## Set task
Give an exact copy of every line, leaving images out.
** START **
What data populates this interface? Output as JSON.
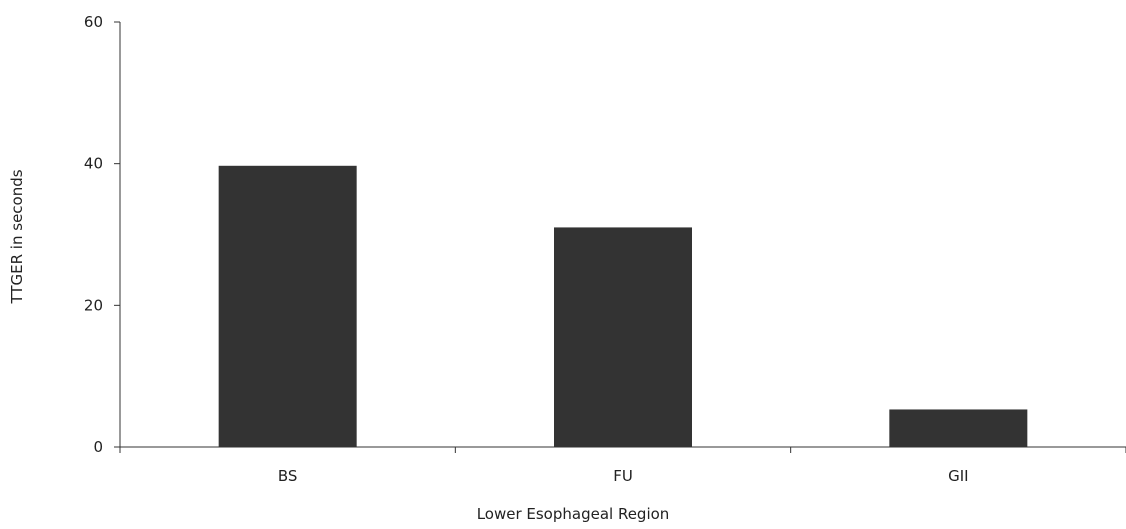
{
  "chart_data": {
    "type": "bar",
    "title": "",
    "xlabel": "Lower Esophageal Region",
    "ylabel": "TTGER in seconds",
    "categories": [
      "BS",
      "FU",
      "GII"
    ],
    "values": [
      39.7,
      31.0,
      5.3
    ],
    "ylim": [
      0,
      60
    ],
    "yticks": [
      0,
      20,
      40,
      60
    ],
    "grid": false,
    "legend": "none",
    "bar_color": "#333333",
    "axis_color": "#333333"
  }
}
** END **
## Task solution
What data populates this interface? Output as JSON.
{
  "chart_data": {
    "type": "bar",
    "title": "",
    "xlabel": "Lower Esophageal Region",
    "ylabel": "TTGER in seconds",
    "categories": [
      "BS",
      "FU",
      "GII"
    ],
    "values": [
      39.7,
      31.0,
      5.3
    ],
    "ylim": [
      0,
      60
    ],
    "yticks": [
      0,
      20,
      40,
      60
    ],
    "grid": false,
    "legend": "none",
    "bar_color": "#333333",
    "axis_color": "#333333"
  }
}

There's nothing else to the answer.